Data items:
--------------------------------------------------

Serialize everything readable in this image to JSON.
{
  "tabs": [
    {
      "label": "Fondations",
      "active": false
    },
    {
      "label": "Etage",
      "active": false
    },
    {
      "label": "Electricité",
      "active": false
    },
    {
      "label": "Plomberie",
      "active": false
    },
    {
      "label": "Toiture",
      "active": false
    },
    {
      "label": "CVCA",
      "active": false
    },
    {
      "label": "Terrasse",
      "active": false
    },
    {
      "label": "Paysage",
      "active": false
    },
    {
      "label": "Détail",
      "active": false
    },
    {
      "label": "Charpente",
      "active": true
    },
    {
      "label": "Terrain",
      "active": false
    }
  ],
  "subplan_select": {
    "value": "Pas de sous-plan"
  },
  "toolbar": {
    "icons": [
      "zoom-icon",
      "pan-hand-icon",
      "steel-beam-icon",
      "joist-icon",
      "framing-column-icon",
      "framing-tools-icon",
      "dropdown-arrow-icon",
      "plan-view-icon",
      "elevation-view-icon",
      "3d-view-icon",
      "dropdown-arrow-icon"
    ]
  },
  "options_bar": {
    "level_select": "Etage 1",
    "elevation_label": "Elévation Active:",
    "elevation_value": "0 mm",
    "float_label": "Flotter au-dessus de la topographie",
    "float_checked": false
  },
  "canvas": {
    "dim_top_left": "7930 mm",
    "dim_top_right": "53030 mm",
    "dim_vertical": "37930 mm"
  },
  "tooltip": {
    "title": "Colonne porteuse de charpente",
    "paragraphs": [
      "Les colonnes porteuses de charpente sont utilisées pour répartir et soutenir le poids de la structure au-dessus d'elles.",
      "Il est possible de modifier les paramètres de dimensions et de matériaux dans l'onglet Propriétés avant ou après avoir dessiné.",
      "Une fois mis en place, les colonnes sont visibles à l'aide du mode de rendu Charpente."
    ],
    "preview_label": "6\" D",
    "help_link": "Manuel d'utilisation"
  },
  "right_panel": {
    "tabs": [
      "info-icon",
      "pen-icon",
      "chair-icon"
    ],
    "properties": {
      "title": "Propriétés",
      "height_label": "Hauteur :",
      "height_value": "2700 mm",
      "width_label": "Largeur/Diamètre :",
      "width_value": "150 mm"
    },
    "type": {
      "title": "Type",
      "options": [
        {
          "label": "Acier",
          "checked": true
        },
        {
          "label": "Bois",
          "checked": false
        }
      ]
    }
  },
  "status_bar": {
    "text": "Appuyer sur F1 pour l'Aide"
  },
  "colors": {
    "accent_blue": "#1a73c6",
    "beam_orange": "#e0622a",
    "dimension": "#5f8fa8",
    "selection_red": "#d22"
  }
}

--------------------------------------------------

Extract the complete data, matching each line exactly.

Serialize everything readable in this image to JSON.
{
  "tabs": [
    {
      "label": "Fondations",
      "active": false
    },
    {
      "label": "Etage",
      "active": false
    },
    {
      "label": "Electricité",
      "active": false
    },
    {
      "label": "Plomberie",
      "active": false
    },
    {
      "label": "Toiture",
      "active": false
    },
    {
      "label": "CVCA",
      "active": false
    },
    {
      "label": "Terrasse",
      "active": false
    },
    {
      "label": "Paysage",
      "active": false
    },
    {
      "label": "Détail",
      "active": false
    },
    {
      "label": "Charpente",
      "active": true
    },
    {
      "label": "Terrain",
      "active": false
    }
  ],
  "subplan_select": {
    "value": "Pas de sous-plan"
  },
  "toolbar": {
    "icons": [
      "zoom-icon",
      "pan-hand-icon",
      "steel-beam-icon",
      "joist-icon",
      "framing-column-icon",
      "framing-tools-icon",
      "dropdown-arrow-icon",
      "plan-view-icon",
      "elevation-view-icon",
      "3d-view-icon",
      "dropdown-arrow-icon"
    ]
  },
  "options_bar": {
    "level_select": "Etage 1",
    "elevation_label": "Elévation Active:",
    "elevation_value": "0 mm",
    "float_label": "Flotter au-dessus de la topographie",
    "float_checked": false
  },
  "canvas": {
    "dim_top_left": "7930 mm",
    "dim_top_right": "53030 mm",
    "dim_vertical": "37930 mm"
  },
  "tooltip": {
    "title": "Colonne porteuse de charpente",
    "paragraphs": [
      "Les colonnes porteuses de charpente sont utilisées pour répartir et soutenir le poids de la structure au-dessus d'elles.",
      "Il est possible de modifier les paramètres de dimensions et de matériaux dans l'onglet Propriétés avant ou après avoir dessiné.",
      "Une fois mis en place, les colonnes sont visibles à l'aide du mode de rendu Charpente."
    ],
    "preview_label": "6\" D",
    "help_link": "Manuel d'utilisation"
  },
  "right_panel": {
    "tabs": [
      "info-icon",
      "pen-icon",
      "chair-icon"
    ],
    "properties": {
      "title": "Propriétés",
      "height_label": "Hauteur :",
      "height_value": "2700 mm",
      "width_label": "Largeur/Diamètre :",
      "width_value": "150 mm"
    },
    "type": {
      "title": "Type",
      "options": [
        {
          "label": "Acier",
          "checked": true
        },
        {
          "label": "Bois",
          "checked": false
        }
      ]
    }
  },
  "status_bar": {
    "text": "Appuyer sur F1 pour l'Aide"
  },
  "colors": {
    "accent_blue": "#1a73c6",
    "beam_orange": "#e0622a",
    "dimension": "#5f8fa8",
    "selection_red": "#d22"
  }
}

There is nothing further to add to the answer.